----- MATERIAL TO PROCESS

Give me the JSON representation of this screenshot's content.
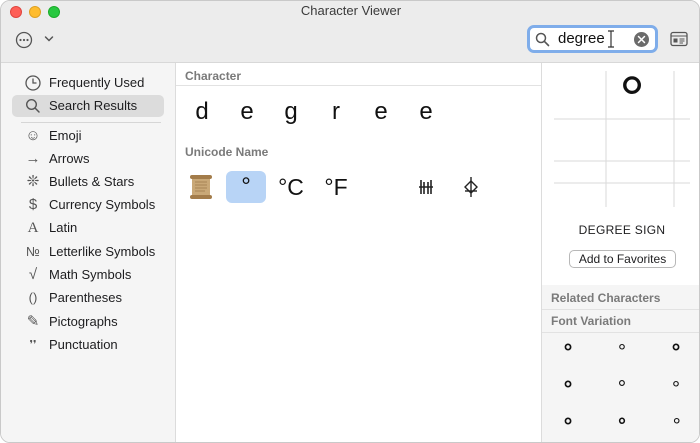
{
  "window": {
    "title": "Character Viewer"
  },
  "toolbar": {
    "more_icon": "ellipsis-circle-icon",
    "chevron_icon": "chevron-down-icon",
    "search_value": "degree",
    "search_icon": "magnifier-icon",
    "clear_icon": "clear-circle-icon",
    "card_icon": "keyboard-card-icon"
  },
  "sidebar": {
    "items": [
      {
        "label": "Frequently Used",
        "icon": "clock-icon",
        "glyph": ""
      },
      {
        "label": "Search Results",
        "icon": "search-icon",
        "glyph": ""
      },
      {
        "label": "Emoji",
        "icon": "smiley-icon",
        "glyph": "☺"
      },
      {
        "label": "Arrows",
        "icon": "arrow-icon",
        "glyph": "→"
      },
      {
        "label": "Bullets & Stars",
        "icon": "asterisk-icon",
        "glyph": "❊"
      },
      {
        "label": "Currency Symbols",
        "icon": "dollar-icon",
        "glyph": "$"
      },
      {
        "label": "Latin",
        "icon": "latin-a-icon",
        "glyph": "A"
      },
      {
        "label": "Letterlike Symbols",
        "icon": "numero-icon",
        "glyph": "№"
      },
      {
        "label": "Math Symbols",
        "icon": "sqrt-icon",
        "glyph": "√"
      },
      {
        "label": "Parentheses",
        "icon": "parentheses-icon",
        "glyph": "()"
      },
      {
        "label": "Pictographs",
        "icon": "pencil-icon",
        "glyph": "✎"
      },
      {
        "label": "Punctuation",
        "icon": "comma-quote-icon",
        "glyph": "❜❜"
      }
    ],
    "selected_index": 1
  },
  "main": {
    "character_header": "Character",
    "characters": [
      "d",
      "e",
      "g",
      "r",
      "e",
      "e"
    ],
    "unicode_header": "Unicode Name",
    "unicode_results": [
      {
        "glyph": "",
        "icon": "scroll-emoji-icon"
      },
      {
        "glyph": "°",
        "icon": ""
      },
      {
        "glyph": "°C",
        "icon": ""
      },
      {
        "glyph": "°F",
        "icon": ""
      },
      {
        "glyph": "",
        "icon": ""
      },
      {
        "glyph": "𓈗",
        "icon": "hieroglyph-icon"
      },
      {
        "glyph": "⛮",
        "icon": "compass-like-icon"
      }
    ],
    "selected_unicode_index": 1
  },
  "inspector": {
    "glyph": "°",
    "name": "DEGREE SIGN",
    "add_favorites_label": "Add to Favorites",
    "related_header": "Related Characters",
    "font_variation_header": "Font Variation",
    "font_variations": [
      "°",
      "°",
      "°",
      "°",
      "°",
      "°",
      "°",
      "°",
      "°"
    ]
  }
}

----------
----- MATERIAL TO PROCESS

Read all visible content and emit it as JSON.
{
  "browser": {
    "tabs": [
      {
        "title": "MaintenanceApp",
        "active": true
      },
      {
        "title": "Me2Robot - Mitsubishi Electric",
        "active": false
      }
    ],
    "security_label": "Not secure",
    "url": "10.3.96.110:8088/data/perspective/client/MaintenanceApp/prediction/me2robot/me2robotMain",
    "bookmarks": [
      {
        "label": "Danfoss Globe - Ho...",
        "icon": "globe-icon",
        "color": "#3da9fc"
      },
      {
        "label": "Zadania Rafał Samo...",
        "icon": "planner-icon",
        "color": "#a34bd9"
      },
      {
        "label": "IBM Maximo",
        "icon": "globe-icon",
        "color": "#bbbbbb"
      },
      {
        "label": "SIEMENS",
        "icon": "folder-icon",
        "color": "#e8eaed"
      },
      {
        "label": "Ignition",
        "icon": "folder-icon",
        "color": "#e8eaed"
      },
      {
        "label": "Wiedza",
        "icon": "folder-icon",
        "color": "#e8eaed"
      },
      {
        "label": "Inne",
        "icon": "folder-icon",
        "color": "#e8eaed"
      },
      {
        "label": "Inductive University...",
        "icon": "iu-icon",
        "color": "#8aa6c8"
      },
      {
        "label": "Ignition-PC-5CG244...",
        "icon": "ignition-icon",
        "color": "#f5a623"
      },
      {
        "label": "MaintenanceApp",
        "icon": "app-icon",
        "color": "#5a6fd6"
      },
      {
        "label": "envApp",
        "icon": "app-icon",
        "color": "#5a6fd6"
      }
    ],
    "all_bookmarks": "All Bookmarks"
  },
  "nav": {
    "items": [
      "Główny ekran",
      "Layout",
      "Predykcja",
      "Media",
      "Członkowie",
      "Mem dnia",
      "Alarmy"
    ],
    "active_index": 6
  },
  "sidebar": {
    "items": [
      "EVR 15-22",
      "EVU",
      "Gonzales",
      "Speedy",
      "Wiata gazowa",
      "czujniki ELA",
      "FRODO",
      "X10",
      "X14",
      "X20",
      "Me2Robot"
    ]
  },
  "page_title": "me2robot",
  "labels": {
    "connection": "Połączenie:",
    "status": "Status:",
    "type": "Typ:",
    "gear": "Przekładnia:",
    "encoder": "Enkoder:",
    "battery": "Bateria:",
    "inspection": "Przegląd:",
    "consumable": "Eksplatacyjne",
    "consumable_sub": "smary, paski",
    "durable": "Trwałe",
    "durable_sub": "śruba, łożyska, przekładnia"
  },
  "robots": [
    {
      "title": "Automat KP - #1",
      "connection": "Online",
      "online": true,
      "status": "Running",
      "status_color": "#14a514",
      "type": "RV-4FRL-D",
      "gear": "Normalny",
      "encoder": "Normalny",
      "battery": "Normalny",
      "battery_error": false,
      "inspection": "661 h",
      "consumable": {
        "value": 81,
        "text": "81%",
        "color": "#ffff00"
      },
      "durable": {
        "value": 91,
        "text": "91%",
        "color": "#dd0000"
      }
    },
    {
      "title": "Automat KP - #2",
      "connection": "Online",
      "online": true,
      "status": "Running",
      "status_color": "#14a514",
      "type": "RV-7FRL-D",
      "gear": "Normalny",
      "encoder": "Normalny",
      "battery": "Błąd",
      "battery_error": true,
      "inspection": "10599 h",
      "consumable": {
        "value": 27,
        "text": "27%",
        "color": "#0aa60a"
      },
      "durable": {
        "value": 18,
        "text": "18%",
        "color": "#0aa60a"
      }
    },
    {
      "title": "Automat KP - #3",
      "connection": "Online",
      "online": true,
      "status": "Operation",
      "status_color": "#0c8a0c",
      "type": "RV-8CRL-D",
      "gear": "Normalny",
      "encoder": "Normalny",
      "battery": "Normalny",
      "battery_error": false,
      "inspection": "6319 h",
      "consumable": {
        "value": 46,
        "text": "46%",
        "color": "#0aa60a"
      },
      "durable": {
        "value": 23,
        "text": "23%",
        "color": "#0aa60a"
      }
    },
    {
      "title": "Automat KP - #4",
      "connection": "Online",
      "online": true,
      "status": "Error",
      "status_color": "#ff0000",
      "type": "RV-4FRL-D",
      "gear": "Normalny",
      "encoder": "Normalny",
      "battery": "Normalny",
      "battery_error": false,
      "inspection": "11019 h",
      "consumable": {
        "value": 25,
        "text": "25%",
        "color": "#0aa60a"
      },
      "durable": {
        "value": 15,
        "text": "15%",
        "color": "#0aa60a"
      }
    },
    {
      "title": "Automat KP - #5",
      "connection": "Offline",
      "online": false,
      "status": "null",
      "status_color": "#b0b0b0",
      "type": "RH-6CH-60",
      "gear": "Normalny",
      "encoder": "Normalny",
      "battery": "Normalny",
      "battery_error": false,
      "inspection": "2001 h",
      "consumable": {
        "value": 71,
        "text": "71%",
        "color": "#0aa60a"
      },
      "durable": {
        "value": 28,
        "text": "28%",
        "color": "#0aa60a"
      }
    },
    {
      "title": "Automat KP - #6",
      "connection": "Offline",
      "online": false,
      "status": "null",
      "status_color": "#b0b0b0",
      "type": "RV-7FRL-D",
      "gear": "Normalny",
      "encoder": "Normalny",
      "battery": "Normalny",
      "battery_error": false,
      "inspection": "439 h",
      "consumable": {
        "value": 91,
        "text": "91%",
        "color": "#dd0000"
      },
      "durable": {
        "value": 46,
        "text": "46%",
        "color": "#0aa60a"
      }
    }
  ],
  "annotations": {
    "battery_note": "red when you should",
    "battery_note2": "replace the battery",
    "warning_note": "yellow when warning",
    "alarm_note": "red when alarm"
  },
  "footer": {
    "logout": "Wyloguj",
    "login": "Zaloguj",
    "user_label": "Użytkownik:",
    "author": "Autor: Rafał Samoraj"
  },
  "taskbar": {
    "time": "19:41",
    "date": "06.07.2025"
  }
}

----------

• **SHORT TASK**
Pick out each line above that includes "content" and show it.

• **WRITTEN SOLUTION**
Give me the JSON representation of this screenshot's content.
Read all visible content and emit it as JSON.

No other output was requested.